**WHAT IS BEING ASKED:**
Reproduce every record below exactly as it appears.

.....

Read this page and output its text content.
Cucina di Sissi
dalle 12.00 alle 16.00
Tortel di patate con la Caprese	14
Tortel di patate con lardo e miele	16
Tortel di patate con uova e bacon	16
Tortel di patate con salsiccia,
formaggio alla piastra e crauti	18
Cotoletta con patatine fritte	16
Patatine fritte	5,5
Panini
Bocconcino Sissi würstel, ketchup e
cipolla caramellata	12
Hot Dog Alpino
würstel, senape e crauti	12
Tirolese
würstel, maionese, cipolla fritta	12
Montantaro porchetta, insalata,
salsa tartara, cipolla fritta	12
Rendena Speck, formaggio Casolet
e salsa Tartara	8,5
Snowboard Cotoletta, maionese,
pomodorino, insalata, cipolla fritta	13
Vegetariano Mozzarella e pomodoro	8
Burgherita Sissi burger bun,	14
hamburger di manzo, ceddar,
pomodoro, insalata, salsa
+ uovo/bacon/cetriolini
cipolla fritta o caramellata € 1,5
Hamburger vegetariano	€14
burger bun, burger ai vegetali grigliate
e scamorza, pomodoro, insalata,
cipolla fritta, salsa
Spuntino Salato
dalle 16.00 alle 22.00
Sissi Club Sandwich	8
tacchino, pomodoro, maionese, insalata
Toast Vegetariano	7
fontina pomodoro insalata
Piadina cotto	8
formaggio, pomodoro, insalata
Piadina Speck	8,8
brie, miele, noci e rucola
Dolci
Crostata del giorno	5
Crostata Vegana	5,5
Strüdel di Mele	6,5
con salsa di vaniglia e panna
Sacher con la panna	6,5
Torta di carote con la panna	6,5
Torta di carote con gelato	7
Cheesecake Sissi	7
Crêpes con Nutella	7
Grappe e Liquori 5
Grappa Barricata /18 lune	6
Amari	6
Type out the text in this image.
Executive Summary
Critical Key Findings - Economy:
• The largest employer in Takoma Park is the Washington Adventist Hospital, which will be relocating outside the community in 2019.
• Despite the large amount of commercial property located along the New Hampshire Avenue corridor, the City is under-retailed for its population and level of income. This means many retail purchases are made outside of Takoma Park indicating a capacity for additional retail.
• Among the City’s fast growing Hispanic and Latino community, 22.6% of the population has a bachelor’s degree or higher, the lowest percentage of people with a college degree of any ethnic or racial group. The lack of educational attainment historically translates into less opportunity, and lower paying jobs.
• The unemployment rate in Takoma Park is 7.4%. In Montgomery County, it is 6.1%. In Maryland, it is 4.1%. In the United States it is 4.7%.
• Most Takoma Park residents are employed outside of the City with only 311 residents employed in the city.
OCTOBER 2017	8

.....

**THE OUTPUT:**
Read this page and output its text content.
Cucina di Sissi
dalle 12.00 alle 16.00
Tortel di patate con la Caprese	14
Tortel di patate con lardo e miele	16
Tortel di patate con uova e bacon	16
Tortel di patate con salsiccia,
formaggio alla piastra e crauti	18
Cotoletta con patatine fritte	16
Patatine fritte	5,5
Panini
Bocconcino Sissi würstel, ketchup e
cipolla caramellata	12
Hot Dog Alpino
würstel, senape e crauti	12
Tirolese
würstel, maionese, cipolla fritta	12
Montantaro porchetta, insalata,
salsa tartara, cipolla fritta	12
Rendena Speck, formaggio Casolet
e salsa Tartara	8,5
Snowboard Cotoletta, maionese,
pomodorino, insalata, cipolla fritta	13
Vegetariano Mozzarella e pomodoro	8
Burgherita Sissi burger bun,	14
hamburger di manzo, ceddar,
pomodoro, insalata, salsa
+ uovo/bacon/cetriolini
cipolla fritta o caramellata € 1,5
Hamburger vegetariano	€14
burger bun, burger ai vegetali grigliate
e scamorza, pomodoro, insalata,
cipolla fritta, salsa
Spuntino Salato
dalle 16.00 alle 22.00
Sissi Club Sandwich	8
tacchino, pomodoro, maionese, insalata
Toast Vegetariano	7
fontina pomodoro insalata
Piadina cotto	8
formaggio, pomodoro, insalata
Piadina Speck	8,8
brie, miele, noci e rucola
Dolci
Crostata del giorno	5
Crostata Vegana	5,5
Strüdel di Mele	6,5
con salsa di vaniglia e panna
Sacher con la panna	6,5
Torta di carote con la panna	6,5
Torta di carote con gelato	7
Cheesecake Sissi	7
Crêpes con Nutella	7
Grappe e Liquori 5
Grappa Barricata /18 lune	6
Amari	6
Type out the text in this image.
Executive Summary
Critical Key Findings - Economy:
• The largest employer in Takoma Park is the Washington Adventist Hospital, which will be relocating outside the community in 2019.
• Despite the large amount of commercial property located along the New Hampshire Avenue corridor, the City is under-retailed for its population and level of income. This means many retail purchases are made outside of Takoma Park indicating a capacity for additional retail.
• Among the City’s fast growing Hispanic and Latino community, 22.6% of the population has a bachelor’s degree or higher, the lowest percentage of people with a college degree of any ethnic or racial group. The lack of educational attainment historically translates into less opportunity, and lower paying jobs.
• The unemployment rate in Takoma Park is 7.4%. In Montgomery County, it is 6.1%. In Maryland, it is 4.1%. In the United States it is 4.7%.
• Most Takoma Park residents are employed outside of the City with only 311 residents employed in the city.
OCTOBER 2017	8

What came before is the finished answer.